### Requirement:
Restate, word for word, every line of the data.

### Input:
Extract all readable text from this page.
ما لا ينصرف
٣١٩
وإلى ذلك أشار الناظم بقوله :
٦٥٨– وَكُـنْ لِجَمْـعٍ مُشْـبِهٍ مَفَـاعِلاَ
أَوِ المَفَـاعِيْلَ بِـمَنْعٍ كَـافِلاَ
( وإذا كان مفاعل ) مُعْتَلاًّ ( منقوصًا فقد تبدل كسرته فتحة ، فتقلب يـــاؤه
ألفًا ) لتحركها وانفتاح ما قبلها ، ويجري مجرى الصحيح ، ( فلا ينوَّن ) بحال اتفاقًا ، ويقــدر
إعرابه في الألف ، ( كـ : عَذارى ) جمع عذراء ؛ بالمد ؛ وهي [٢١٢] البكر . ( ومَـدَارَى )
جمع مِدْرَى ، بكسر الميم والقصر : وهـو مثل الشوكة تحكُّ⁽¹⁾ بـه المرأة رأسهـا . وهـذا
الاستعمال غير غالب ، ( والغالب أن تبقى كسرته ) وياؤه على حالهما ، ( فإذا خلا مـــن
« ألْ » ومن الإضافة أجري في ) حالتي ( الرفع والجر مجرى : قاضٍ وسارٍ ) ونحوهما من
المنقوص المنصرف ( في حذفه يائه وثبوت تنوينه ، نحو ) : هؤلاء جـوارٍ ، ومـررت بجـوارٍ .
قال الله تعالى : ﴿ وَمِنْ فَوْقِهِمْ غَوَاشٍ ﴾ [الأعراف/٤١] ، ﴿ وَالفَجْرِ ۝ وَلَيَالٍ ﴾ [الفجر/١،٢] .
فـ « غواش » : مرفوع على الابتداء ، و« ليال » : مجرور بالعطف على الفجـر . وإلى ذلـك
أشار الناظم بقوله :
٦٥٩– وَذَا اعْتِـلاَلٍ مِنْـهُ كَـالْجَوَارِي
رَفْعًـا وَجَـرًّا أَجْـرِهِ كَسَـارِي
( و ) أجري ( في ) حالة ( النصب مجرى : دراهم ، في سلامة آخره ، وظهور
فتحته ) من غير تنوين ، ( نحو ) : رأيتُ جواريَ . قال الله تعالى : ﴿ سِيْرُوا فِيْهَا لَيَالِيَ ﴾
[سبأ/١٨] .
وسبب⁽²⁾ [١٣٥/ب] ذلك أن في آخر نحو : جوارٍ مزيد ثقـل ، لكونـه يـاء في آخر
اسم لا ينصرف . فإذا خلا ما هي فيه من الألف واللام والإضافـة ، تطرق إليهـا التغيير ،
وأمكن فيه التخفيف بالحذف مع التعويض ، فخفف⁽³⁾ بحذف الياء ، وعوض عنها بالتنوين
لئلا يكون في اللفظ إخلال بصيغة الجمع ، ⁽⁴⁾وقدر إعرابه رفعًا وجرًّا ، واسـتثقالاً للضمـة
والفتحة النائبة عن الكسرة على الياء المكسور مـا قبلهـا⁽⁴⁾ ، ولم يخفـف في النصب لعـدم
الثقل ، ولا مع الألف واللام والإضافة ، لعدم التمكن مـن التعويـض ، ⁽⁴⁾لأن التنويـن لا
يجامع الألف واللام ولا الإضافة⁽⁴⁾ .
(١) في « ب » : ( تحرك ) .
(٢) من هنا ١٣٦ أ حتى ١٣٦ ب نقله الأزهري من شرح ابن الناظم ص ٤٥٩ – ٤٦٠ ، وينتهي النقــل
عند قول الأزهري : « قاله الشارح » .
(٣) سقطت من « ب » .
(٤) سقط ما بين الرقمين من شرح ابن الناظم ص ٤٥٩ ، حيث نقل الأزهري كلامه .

### Solution below:
Extract all readable text from this page.
ما لا ينصرف
٣١٩
وإلى ذلك أشار الناظم بقوله :
٦٥٨– وَكُـنْ لِجَمْـعٍ مُشْـبِهٍ مَفَـاعِلاَ
أَوِ المَفَـاعِيْلَ بِـمَنْعٍ كَـافِلاَ
( وإذا كان مفاعل ) مُعْتَلاًّ ( منقوصًا فقد تبدل كسرته فتحة ، فتقلب يـــاؤه
ألفًا ) لتحركها وانفتاح ما قبلها ، ويجري مجرى الصحيح ، ( فلا ينوَّن ) بحال اتفاقًا ، ويقــدر
إعرابه في الألف ، ( كـ : عَذارى ) جمع عذراء ؛ بالمد ؛ وهي [٢١٢] البكر . ( ومَـدَارَى )
جمع مِدْرَى ، بكسر الميم والقصر : وهـو مثل الشوكة تحكُّ⁽¹⁾ بـه المرأة رأسهـا . وهـذا
الاستعمال غير غالب ، ( والغالب أن تبقى كسرته ) وياؤه على حالهما ، ( فإذا خلا مـــن
« ألْ » ومن الإضافة أجري في ) حالتي ( الرفع والجر مجرى : قاضٍ وسارٍ ) ونحوهما من
المنقوص المنصرف ( في حذفه يائه وثبوت تنوينه ، نحو ) : هؤلاء جـوارٍ ، ومـررت بجـوارٍ .
قال الله تعالى : ﴿ وَمِنْ فَوْقِهِمْ غَوَاشٍ ﴾ [الأعراف/٤١] ، ﴿ وَالفَجْرِ ۝ وَلَيَالٍ ﴾ [الفجر/١،٢] .
فـ « غواش » : مرفوع على الابتداء ، و« ليال » : مجرور بالعطف على الفجـر . وإلى ذلـك
أشار الناظم بقوله :
٦٥٩– وَذَا اعْتِـلاَلٍ مِنْـهُ كَـالْجَوَارِي
رَفْعًـا وَجَـرًّا أَجْـرِهِ كَسَـارِي
( و ) أجري ( في ) حالة ( النصب مجرى : دراهم ، في سلامة آخره ، وظهور
فتحته ) من غير تنوين ، ( نحو ) : رأيتُ جواريَ . قال الله تعالى : ﴿ سِيْرُوا فِيْهَا لَيَالِيَ ﴾
[سبأ/١٨] .
وسبب⁽²⁾ [١٣٥/ب] ذلك أن في آخر نحو : جوارٍ مزيد ثقـل ، لكونـه يـاء في آخر
اسم لا ينصرف . فإذا خلا ما هي فيه من الألف واللام والإضافـة ، تطرق إليهـا التغيير ،
وأمكن فيه التخفيف بالحذف مع التعويض ، فخفف⁽³⁾ بحذف الياء ، وعوض عنها بالتنوين
لئلا يكون في اللفظ إخلال بصيغة الجمع ، ⁽⁴⁾وقدر إعرابه رفعًا وجرًّا ، واسـتثقالاً للضمـة
والفتحة النائبة عن الكسرة على الياء المكسور مـا قبلهـا⁽⁴⁾ ، ولم يخفـف في النصب لعـدم
الثقل ، ولا مع الألف واللام والإضافة ، لعدم التمكن مـن التعويـض ، ⁽⁴⁾لأن التنويـن لا
يجامع الألف واللام ولا الإضافة⁽⁴⁾ .
(١) في « ب » : ( تحرك ) .
(٢) من هنا ١٣٦ أ حتى ١٣٦ ب نقله الأزهري من شرح ابن الناظم ص ٤٥٩ – ٤٦٠ ، وينتهي النقــل
عند قول الأزهري : « قاله الشارح » .
(٣) سقطت من « ب » .
(٤) سقط ما بين الرقمين من شرح ابن الناظم ص ٤٥٩ ، حيث نقل الأزهري كلامه .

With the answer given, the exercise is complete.